═════ SUPPLIED DATA ═════

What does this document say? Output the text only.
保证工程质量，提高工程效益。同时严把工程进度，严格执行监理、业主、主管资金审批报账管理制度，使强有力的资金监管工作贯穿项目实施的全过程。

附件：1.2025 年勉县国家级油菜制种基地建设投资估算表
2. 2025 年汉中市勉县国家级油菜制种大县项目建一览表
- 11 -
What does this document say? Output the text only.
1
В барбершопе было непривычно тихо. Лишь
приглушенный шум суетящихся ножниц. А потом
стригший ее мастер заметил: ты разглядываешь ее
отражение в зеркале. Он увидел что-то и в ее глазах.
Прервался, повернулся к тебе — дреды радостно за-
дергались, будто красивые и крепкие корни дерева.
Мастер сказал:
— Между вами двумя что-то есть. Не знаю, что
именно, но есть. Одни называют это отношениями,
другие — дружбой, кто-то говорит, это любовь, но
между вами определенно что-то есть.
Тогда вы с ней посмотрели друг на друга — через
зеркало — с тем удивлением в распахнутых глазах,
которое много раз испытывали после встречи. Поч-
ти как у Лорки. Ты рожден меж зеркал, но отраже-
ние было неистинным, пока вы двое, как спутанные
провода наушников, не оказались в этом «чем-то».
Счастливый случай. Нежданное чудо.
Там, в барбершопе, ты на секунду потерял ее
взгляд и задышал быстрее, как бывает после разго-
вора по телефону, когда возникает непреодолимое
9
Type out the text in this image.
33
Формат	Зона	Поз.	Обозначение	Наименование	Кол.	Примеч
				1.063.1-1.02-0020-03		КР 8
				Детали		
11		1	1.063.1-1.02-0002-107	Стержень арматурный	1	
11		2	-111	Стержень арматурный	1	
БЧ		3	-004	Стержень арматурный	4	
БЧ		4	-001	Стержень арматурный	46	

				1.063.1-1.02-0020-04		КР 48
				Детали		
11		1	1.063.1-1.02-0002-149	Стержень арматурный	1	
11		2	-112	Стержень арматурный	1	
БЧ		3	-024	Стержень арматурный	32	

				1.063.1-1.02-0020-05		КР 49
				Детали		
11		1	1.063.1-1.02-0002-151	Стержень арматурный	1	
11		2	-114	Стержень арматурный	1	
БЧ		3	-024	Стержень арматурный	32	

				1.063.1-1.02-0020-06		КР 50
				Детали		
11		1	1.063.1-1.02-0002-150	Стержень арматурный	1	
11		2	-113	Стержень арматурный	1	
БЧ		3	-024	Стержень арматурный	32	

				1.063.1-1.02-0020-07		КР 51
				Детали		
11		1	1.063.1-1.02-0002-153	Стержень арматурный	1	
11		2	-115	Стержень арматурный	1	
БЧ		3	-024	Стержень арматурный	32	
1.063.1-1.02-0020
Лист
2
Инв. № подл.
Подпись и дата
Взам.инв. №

═════

Copy out each line of the material that holds the word "барбершопе".

- THE ANSWER
В барбершопе было непривычно тихо. Лишь
Там, в барбершопе, ты на секунду потерял ее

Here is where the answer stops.